Instructions for the task: Amend the records below by replacing every instance of "candle-body" with "candlestick-body". Reproduce them in full with nothing else altered.

* * * * * * * * *

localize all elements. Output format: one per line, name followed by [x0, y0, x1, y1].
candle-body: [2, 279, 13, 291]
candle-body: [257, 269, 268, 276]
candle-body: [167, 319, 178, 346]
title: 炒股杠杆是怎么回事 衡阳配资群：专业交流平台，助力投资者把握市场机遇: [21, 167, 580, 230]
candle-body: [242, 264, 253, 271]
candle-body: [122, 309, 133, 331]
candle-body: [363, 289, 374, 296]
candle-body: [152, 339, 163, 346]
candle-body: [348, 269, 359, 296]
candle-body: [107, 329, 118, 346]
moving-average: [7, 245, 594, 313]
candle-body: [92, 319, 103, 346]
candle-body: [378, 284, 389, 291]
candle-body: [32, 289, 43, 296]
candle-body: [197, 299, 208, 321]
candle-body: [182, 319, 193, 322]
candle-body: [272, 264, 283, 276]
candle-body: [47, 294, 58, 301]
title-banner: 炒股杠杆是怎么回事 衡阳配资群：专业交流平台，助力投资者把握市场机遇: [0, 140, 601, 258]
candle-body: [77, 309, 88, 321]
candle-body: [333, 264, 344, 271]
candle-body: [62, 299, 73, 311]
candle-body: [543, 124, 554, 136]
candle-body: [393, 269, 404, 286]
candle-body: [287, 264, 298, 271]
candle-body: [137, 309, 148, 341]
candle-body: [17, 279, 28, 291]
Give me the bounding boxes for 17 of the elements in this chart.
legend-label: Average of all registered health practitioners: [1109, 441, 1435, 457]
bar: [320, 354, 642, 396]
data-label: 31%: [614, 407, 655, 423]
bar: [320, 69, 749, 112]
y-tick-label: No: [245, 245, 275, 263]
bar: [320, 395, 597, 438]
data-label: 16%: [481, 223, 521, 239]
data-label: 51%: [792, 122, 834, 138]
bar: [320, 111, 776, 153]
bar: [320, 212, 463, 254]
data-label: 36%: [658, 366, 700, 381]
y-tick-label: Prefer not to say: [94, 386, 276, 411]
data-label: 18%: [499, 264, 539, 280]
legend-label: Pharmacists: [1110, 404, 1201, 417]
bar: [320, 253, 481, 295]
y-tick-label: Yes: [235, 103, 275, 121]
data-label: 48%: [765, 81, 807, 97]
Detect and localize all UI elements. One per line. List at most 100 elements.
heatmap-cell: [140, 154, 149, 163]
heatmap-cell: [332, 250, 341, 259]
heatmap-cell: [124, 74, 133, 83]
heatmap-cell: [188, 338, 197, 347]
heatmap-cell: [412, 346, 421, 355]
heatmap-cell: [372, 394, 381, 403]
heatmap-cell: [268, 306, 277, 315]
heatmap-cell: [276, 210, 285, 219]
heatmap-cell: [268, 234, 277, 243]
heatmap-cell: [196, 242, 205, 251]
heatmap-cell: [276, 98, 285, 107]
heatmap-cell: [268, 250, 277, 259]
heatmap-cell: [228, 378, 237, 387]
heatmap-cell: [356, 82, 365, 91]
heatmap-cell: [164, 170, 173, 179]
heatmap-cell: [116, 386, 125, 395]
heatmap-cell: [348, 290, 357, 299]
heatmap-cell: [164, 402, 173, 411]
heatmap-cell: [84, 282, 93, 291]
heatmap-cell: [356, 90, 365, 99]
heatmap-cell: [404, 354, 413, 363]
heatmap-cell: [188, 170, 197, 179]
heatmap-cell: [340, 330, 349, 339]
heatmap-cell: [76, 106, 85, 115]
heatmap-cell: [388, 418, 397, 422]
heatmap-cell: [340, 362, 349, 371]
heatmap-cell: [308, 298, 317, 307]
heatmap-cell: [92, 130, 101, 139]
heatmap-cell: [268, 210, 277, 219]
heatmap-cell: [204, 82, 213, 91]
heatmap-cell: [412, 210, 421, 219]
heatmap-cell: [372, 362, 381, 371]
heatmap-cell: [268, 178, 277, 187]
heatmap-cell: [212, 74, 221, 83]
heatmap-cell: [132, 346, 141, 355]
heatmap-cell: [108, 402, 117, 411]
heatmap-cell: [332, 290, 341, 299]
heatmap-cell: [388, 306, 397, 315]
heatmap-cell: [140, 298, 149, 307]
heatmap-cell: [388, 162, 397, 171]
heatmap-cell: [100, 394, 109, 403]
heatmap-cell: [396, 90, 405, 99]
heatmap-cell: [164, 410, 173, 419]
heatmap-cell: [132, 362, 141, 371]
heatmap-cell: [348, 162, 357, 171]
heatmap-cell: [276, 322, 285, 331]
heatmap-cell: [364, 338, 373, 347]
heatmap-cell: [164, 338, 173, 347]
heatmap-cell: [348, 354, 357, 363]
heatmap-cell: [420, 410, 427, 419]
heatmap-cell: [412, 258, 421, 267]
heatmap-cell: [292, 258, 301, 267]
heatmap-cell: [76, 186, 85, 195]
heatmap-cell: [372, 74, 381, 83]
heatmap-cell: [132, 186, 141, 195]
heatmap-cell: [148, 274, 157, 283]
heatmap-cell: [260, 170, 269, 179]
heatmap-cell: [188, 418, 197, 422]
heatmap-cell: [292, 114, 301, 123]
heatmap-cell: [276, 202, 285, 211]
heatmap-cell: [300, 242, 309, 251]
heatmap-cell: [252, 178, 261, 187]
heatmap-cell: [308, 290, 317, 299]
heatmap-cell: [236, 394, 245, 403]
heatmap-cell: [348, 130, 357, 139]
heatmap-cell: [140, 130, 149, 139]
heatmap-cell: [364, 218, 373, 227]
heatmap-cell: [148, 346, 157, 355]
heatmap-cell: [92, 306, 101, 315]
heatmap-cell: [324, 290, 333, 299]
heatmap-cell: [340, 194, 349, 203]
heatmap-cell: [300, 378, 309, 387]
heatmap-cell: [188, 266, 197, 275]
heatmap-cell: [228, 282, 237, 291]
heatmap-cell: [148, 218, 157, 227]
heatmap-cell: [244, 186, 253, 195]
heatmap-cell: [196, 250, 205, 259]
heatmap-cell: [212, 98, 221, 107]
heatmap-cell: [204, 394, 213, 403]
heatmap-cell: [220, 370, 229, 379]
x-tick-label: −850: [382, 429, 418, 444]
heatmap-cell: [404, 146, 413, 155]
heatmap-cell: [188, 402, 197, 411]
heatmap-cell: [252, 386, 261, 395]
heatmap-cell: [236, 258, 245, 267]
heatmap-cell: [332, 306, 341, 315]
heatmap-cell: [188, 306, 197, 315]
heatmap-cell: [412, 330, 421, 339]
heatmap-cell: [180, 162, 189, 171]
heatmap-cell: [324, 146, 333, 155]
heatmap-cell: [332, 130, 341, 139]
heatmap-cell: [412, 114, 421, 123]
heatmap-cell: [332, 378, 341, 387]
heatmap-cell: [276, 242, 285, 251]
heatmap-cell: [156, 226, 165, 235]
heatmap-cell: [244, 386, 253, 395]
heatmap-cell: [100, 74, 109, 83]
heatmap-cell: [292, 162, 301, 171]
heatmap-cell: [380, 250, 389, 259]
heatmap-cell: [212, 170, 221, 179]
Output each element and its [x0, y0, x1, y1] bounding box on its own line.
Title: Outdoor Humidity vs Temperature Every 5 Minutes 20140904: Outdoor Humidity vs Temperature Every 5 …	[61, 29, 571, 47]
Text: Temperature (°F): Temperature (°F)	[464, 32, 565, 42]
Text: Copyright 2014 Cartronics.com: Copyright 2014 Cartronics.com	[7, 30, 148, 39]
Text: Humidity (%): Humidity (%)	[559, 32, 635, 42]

* * * * * * * * *

Expected answer:
localize all elements. Output format: one per line, name followed by [x0, y0, x1, y1].
candlestick-body: [2, 279, 13, 291]
candlestick-body: [257, 269, 268, 276]
candlestick-body: [167, 319, 178, 346]
title: 炒股杠杆是怎么回事 衡阳配资群：专业交流平台，助力投资者把握市场机遇: [21, 167, 580, 230]
candlestick-body: [242, 264, 253, 271]
candlestick-body: [122, 309, 133, 331]
candlestick-body: [363, 289, 374, 296]
candlestick-body: [152, 339, 163, 346]
candlestick-body: [348, 269, 359, 296]
candlestick-body: [107, 329, 118, 346]
moving-average: [7, 245, 594, 313]
candlestick-body: [92, 319, 103, 346]
candlestick-body: [378, 284, 389, 291]
candlestick-body: [32, 289, 43, 296]
candlestick-body: [197, 299, 208, 321]
candlestick-body: [182, 319, 193, 322]
candlestick-body: [272, 264, 283, 276]
candlestick-body: [47, 294, 58, 301]
title-banner: 炒股杠杆是怎么回事 衡阳配资群：专业交流平台，助力投资者把握市场机遇: [0, 140, 601, 258]
candlestick-body: [77, 309, 88, 321]
candlestick-body: [333, 264, 344, 271]
candlestick-body: [62, 299, 73, 311]
candlestick-body: [543, 124, 554, 136]
candlestick-body: [393, 269, 404, 286]
candlestick-body: [287, 264, 298, 271]
candlestick-body: [137, 309, 148, 341]
candlestick-body: [17, 279, 28, 291]
Give me the bounding boxes for 17 of the elements in this chart.
legend-label: Average of all registered health practitioners: [1109, 441, 1435, 457]
bar: [320, 354, 642, 396]
data-label: 31%: [614, 407, 655, 423]
bar: [320, 69, 749, 112]
y-tick-label: No: [245, 245, 275, 263]
bar: [320, 395, 597, 438]
data-label: 16%: [481, 223, 521, 239]
data-label: 51%: [792, 122, 834, 138]
bar: [320, 111, 776, 153]
bar: [320, 212, 463, 254]
data-label: 36%: [658, 366, 700, 381]
y-tick-label: Prefer not to say: [94, 386, 276, 411]
data-label: 18%: [499, 264, 539, 280]
legend-label: Pharmacists: [1110, 404, 1201, 417]
bar: [320, 253, 481, 295]
y-tick-label: Yes: [235, 103, 275, 121]
data-label: 48%: [765, 81, 807, 97]
Detect and localize all UI elements. One per line. List at most 100 elements.
heatmap-cell: [140, 154, 149, 163]
heatmap-cell: [332, 250, 341, 259]
heatmap-cell: [124, 74, 133, 83]
heatmap-cell: [188, 338, 197, 347]
heatmap-cell: [412, 346, 421, 355]
heatmap-cell: [372, 394, 381, 403]
heatmap-cell: [268, 306, 277, 315]
heatmap-cell: [276, 210, 285, 219]
heatmap-cell: [268, 234, 277, 243]
heatmap-cell: [196, 242, 205, 251]
heatmap-cell: [276, 98, 285, 107]
heatmap-cell: [268, 250, 277, 259]
heatmap-cell: [228, 378, 237, 387]
heatmap-cell: [356, 82, 365, 91]
heatmap-cell: [164, 170, 173, 179]
heatmap-cell: [116, 386, 125, 395]
heatmap-cell: [348, 290, 357, 299]
heatmap-cell: [164, 402, 173, 411]
heatmap-cell: [84, 282, 93, 291]
heatmap-cell: [356, 90, 365, 99]
heatmap-cell: [404, 354, 413, 363]
heatmap-cell: [188, 170, 197, 179]
heatmap-cell: [340, 330, 349, 339]
heatmap-cell: [76, 106, 85, 115]
heatmap-cell: [388, 418, 397, 422]
heatmap-cell: [340, 362, 349, 371]
heatmap-cell: [308, 298, 317, 307]
heatmap-cell: [92, 130, 101, 139]
heatmap-cell: [268, 210, 277, 219]
heatmap-cell: [204, 82, 213, 91]
heatmap-cell: [412, 210, 421, 219]
heatmap-cell: [372, 362, 381, 371]
heatmap-cell: [268, 178, 277, 187]
heatmap-cell: [212, 74, 221, 83]
heatmap-cell: [132, 346, 141, 355]
heatmap-cell: [108, 402, 117, 411]
heatmap-cell: [332, 290, 341, 299]
heatmap-cell: [388, 306, 397, 315]
heatmap-cell: [140, 298, 149, 307]
heatmap-cell: [388, 162, 397, 171]
heatmap-cell: [100, 394, 109, 403]
heatmap-cell: [396, 90, 405, 99]
heatmap-cell: [164, 410, 173, 419]
heatmap-cell: [132, 362, 141, 371]
heatmap-cell: [348, 162, 357, 171]
heatmap-cell: [276, 322, 285, 331]
heatmap-cell: [364, 338, 373, 347]
heatmap-cell: [164, 338, 173, 347]
heatmap-cell: [348, 354, 357, 363]
heatmap-cell: [420, 410, 427, 419]
heatmap-cell: [412, 258, 421, 267]
heatmap-cell: [292, 258, 301, 267]
heatmap-cell: [76, 186, 85, 195]
heatmap-cell: [372, 74, 381, 83]
heatmap-cell: [132, 186, 141, 195]
heatmap-cell: [148, 274, 157, 283]
heatmap-cell: [260, 170, 269, 179]
heatmap-cell: [188, 418, 197, 422]
heatmap-cell: [292, 114, 301, 123]
heatmap-cell: [276, 202, 285, 211]
heatmap-cell: [300, 242, 309, 251]
heatmap-cell: [252, 178, 261, 187]
heatmap-cell: [308, 290, 317, 299]
heatmap-cell: [236, 394, 245, 403]
heatmap-cell: [348, 130, 357, 139]
heatmap-cell: [140, 130, 149, 139]
heatmap-cell: [364, 218, 373, 227]
heatmap-cell: [148, 346, 157, 355]
heatmap-cell: [92, 306, 101, 315]
heatmap-cell: [324, 290, 333, 299]
heatmap-cell: [340, 194, 349, 203]
heatmap-cell: [300, 378, 309, 387]
heatmap-cell: [188, 266, 197, 275]
heatmap-cell: [228, 282, 237, 291]
heatmap-cell: [148, 218, 157, 227]
heatmap-cell: [244, 186, 253, 195]
heatmap-cell: [196, 250, 205, 259]
heatmap-cell: [212, 98, 221, 107]
heatmap-cell: [204, 394, 213, 403]
heatmap-cell: [220, 370, 229, 379]
x-tick-label: −850: [382, 429, 418, 444]
heatmap-cell: [404, 146, 413, 155]
heatmap-cell: [188, 402, 197, 411]
heatmap-cell: [252, 386, 261, 395]
heatmap-cell: [236, 258, 245, 267]
heatmap-cell: [332, 306, 341, 315]
heatmap-cell: [188, 306, 197, 315]
heatmap-cell: [412, 330, 421, 339]
heatmap-cell: [180, 162, 189, 171]
heatmap-cell: [324, 146, 333, 155]
heatmap-cell: [332, 130, 341, 139]
heatmap-cell: [412, 114, 421, 123]
heatmap-cell: [332, 378, 341, 387]
heatmap-cell: [276, 242, 285, 251]
heatmap-cell: [156, 226, 165, 235]
heatmap-cell: [244, 386, 253, 395]
heatmap-cell: [100, 74, 109, 83]
heatmap-cell: [292, 162, 301, 171]
heatmap-cell: [380, 250, 389, 259]
heatmap-cell: [212, 170, 221, 179]
Output each element and its [x0, y0, x1, y1] bounding box on its own line.
Title: Outdoor Humidity vs Temperature Every 5 Minutes 20140904: Outdoor Humidity vs Temperature Every 5 …	[61, 29, 571, 47]
Text: Temperature (°F): Temperature (°F)	[464, 32, 565, 42]
Text: Copyright 2014 Cartronics.com: Copyright 2014 Cartronics.com	[7, 30, 148, 39]
Text: Humidity (%): Humidity (%)	[559, 32, 635, 42]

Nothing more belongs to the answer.